#### SUPPLIED MATERIAL ####

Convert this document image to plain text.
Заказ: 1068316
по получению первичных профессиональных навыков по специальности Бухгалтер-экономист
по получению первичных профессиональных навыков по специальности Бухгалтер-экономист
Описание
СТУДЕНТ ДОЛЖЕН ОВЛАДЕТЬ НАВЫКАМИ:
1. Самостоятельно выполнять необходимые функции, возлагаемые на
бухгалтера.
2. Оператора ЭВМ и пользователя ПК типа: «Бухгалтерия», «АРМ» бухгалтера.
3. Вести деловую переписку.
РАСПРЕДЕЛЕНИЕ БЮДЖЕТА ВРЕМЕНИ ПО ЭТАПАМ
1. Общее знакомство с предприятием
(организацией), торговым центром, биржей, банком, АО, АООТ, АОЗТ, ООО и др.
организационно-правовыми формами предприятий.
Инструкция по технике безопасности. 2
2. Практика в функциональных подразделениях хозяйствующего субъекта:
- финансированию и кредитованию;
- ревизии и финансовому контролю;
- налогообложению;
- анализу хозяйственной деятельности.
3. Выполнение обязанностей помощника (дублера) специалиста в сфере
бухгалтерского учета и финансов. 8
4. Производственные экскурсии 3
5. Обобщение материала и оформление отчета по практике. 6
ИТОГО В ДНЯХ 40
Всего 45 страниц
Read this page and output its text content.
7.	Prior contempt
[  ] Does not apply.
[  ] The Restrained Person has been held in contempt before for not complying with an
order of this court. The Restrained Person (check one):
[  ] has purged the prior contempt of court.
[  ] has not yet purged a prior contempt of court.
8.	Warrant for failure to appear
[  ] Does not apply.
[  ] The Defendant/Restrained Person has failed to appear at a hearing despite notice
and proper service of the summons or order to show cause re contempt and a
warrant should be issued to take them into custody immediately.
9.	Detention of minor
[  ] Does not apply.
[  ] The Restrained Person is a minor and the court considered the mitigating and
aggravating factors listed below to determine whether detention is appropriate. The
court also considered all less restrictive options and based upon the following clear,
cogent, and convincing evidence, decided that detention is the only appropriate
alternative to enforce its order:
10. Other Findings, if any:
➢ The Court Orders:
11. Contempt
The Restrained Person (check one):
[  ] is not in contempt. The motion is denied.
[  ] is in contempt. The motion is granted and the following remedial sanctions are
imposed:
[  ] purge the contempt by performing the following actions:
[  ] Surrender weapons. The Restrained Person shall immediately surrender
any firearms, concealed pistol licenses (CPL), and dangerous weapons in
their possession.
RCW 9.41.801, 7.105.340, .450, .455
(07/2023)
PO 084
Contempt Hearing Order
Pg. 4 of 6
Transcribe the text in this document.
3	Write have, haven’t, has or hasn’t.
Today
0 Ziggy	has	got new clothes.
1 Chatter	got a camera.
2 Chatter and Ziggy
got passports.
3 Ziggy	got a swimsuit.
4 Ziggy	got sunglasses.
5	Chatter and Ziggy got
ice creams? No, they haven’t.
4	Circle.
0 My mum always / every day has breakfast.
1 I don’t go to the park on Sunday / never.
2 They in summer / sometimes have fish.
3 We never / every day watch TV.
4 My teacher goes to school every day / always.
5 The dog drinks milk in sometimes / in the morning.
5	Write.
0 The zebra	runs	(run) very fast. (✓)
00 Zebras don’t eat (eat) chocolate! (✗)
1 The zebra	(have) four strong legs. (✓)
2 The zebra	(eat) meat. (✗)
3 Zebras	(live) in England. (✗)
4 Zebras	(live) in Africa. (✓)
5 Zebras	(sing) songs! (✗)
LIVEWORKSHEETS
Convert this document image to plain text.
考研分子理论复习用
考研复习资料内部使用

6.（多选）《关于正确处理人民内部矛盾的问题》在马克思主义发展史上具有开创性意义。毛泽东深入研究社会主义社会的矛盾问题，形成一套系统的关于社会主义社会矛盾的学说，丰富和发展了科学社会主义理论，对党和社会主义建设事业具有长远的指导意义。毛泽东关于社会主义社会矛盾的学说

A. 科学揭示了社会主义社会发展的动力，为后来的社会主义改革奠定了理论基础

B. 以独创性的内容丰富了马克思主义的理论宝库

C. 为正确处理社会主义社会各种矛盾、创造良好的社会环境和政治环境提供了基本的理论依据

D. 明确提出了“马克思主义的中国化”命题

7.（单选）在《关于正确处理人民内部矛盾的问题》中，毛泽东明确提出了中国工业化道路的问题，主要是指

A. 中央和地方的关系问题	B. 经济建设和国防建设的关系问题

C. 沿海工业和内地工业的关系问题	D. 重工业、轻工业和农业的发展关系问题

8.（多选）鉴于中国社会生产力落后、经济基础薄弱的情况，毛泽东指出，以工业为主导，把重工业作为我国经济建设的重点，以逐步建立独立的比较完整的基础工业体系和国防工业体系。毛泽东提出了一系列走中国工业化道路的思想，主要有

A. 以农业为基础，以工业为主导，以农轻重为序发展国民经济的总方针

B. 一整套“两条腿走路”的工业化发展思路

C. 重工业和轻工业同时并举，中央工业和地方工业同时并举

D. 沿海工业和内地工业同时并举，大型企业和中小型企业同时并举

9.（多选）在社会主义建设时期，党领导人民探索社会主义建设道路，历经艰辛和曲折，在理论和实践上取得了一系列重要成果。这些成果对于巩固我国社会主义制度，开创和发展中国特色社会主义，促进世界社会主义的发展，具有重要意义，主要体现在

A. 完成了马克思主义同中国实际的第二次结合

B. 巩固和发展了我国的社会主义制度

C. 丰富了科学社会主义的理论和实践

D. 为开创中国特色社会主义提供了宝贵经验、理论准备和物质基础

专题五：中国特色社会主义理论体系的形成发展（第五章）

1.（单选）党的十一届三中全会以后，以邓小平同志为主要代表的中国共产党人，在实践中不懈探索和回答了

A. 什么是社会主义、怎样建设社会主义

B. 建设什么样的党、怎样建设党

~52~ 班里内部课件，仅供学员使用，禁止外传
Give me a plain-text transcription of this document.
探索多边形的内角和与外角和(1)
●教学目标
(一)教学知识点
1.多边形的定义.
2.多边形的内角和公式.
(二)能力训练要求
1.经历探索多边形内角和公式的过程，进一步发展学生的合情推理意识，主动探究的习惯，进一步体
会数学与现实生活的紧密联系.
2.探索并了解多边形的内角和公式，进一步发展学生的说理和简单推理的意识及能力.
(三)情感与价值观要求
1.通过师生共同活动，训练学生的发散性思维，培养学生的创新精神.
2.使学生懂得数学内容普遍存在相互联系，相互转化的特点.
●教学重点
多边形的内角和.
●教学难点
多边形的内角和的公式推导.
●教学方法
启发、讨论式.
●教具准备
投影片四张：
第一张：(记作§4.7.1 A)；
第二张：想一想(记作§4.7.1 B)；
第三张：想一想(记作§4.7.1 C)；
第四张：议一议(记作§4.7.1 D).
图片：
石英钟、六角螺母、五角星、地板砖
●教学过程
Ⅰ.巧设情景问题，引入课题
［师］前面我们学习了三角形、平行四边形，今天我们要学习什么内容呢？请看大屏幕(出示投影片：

####

_BRIEF_
Note every line above where the string "Chatter" shows up, and copy those lines.

_SOLUTION TO THE PROBLEM_
1 Chatter	got a camera.
2 Chatter and Ziggy
5	Chatter and Ziggy got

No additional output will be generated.